REQUIRED WORK
Copy out all lines where "Risk" appears.
▬▬▬▬▬▬
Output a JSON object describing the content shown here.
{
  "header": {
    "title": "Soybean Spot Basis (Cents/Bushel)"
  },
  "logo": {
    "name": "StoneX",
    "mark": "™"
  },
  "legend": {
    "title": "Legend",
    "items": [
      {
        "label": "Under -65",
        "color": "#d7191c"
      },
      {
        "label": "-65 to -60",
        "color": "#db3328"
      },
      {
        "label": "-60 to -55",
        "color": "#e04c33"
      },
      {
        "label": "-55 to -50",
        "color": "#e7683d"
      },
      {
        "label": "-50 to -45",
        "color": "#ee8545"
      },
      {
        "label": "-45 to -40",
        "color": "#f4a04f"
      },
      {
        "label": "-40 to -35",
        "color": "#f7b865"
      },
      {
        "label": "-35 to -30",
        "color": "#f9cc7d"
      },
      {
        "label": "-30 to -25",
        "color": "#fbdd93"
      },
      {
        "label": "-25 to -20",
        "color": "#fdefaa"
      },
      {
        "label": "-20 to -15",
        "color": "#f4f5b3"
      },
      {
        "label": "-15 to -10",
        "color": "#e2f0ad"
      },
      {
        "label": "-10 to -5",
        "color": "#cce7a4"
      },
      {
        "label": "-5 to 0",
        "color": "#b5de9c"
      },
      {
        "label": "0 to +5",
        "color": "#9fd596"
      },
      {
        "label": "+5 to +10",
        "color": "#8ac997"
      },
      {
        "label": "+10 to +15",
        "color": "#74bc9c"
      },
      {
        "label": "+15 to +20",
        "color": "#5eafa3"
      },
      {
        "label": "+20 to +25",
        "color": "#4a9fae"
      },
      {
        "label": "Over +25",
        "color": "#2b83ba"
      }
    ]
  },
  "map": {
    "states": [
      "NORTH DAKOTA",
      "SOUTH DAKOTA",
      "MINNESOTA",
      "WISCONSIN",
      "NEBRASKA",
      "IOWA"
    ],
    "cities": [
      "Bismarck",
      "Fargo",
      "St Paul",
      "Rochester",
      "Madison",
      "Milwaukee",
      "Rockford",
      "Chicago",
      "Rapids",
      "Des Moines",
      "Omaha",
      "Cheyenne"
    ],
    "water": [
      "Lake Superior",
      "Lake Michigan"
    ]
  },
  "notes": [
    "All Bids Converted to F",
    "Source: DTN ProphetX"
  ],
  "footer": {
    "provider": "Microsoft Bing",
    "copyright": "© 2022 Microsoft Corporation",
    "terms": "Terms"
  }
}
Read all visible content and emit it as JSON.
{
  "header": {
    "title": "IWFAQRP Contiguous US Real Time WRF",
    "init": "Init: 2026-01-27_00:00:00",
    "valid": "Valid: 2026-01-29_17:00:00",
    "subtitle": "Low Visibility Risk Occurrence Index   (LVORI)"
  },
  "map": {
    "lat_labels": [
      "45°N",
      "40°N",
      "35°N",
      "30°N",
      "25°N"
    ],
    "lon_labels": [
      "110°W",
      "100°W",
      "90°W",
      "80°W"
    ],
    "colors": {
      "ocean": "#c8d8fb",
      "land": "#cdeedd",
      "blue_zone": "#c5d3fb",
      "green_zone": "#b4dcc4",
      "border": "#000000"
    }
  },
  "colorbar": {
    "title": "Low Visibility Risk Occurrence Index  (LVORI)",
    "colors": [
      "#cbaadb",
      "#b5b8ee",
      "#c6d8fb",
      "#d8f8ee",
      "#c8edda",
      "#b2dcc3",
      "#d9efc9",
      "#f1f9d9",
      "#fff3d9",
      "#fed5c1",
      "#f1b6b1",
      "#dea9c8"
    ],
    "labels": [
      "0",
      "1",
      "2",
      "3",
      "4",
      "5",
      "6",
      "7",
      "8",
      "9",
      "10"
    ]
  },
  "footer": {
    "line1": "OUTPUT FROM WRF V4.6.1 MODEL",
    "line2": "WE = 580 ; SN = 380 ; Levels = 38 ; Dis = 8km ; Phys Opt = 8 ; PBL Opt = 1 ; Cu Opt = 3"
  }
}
▬▬▬▬▬▬
WRITTEN REPLY
    "subtitle": "Low Visibility Risk Occurrence Index   (LVORI)"
    "title": "Low Visibility Risk Occurrence Index  (LVORI)",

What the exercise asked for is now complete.